**Problem details:** Repeat every record below exactly, leaving out the pictures.

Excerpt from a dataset
▬▬▬▬▬▬

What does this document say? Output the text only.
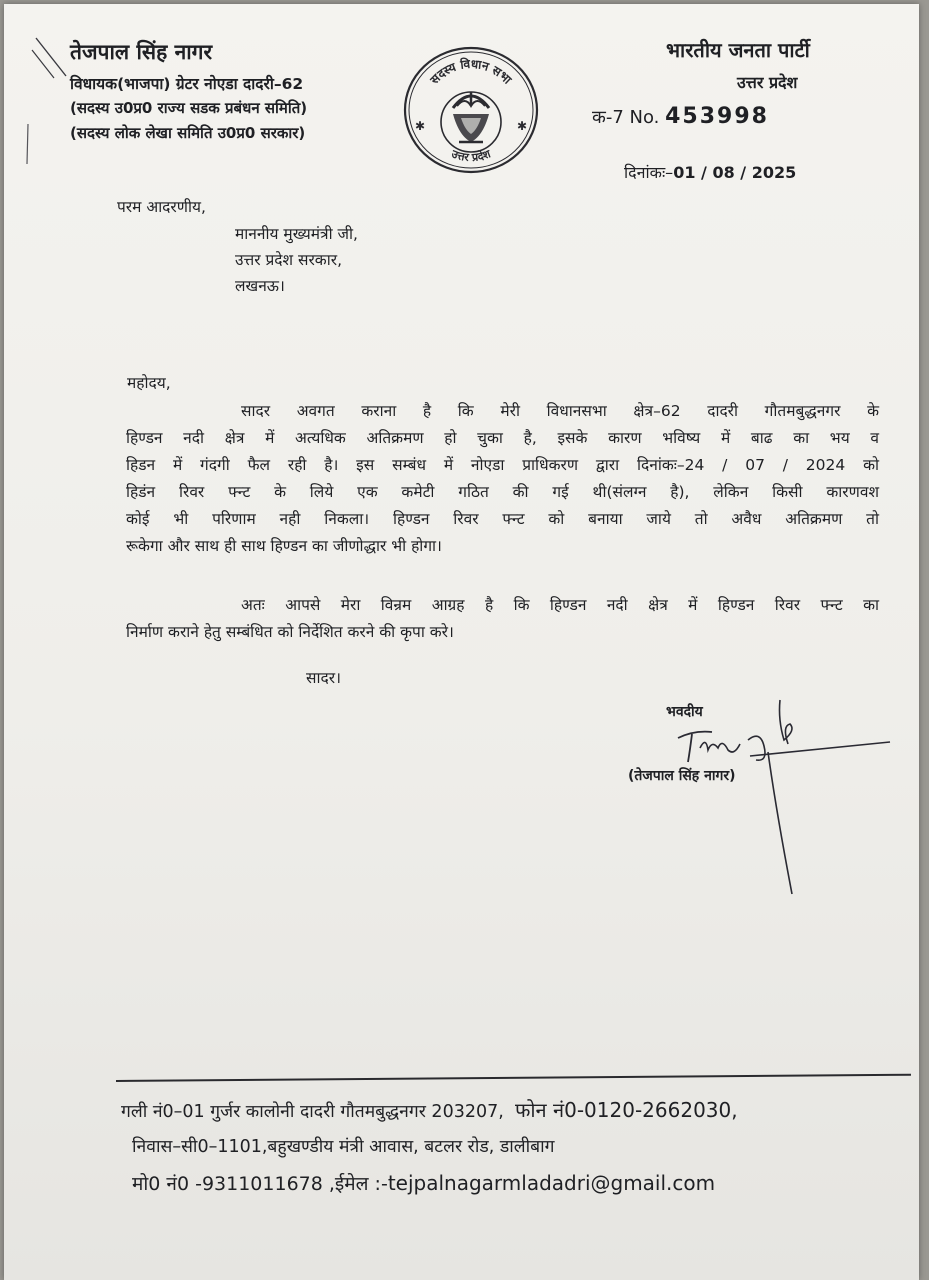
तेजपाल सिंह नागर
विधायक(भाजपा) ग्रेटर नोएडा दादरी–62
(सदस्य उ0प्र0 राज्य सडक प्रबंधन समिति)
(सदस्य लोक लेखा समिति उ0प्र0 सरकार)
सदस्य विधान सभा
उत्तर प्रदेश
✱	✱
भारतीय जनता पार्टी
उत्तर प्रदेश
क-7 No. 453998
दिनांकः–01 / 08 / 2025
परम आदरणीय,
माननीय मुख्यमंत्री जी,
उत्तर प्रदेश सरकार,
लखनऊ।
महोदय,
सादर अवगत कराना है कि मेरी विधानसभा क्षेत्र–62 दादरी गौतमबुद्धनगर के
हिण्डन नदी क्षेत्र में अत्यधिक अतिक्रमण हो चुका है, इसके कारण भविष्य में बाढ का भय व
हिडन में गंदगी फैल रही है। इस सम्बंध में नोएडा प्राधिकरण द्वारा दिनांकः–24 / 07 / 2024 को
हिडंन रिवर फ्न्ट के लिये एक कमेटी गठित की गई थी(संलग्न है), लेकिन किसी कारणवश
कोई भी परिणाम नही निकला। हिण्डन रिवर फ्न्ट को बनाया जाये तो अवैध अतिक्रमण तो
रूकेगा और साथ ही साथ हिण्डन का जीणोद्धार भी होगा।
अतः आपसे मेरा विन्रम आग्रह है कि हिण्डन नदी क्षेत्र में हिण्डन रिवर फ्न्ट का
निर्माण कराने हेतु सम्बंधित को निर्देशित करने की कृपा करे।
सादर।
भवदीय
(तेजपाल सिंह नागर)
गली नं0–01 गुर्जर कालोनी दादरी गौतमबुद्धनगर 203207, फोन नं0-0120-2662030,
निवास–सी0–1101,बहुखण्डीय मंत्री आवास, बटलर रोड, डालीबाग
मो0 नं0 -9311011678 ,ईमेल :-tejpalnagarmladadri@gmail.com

▬▬▬▬▬▬

**Result of the task:**
What does this document say? Output the text only.
तेजपाल सिंह नागर
विधायक(भाजपा) ग्रेटर नोएडा दादरी–62
(सदस्य उ0प्र0 राज्य सडक प्रबंधन समिति)
(सदस्य लोक लेखा समिति उ0प्र0 सरकार)
सदस्य विधान सभा
उत्तर प्रदेश
✱	✱
भारतीय जनता पार्टी
उत्तर प्रदेश
क-7 No. 453998
दिनांकः–01 / 08 / 2025
परम आदरणीय,
माननीय मुख्यमंत्री जी,
उत्तर प्रदेश सरकार,
लखनऊ।
महोदय,
सादर अवगत कराना है कि मेरी विधानसभा क्षेत्र–62 दादरी गौतमबुद्धनगर के
हिण्डन नदी क्षेत्र में अत्यधिक अतिक्रमण हो चुका है, इसके कारण भविष्य में बाढ का भय व
हिडन में गंदगी फैल रही है। इस सम्बंध में नोएडा प्राधिकरण द्वारा दिनांकः–24 / 07 / 2024 को
हिडंन रिवर फ्न्ट के लिये एक कमेटी गठित की गई थी(संलग्न है), लेकिन किसी कारणवश
कोई भी परिणाम नही निकला। हिण्डन रिवर फ्न्ट को बनाया जाये तो अवैध अतिक्रमण तो
रूकेगा और साथ ही साथ हिण्डन का जीणोद्धार भी होगा।
अतः आपसे मेरा विन्रम आग्रह है कि हिण्डन नदी क्षेत्र में हिण्डन रिवर फ्न्ट का
निर्माण कराने हेतु सम्बंधित को निर्देशित करने की कृपा करे।
सादर।
भवदीय
(तेजपाल सिंह नागर)
गली नं0–01 गुर्जर कालोनी दादरी गौतमबुद्धनगर 203207, फोन नं0-0120-2662030,
निवास–सी0–1101,बहुखण्डीय मंत्री आवास, बटलर रोड, डालीबाग
मो0 नं0 -9311011678 ,ईमेल :-tejpalnagarmladadri@gmail.com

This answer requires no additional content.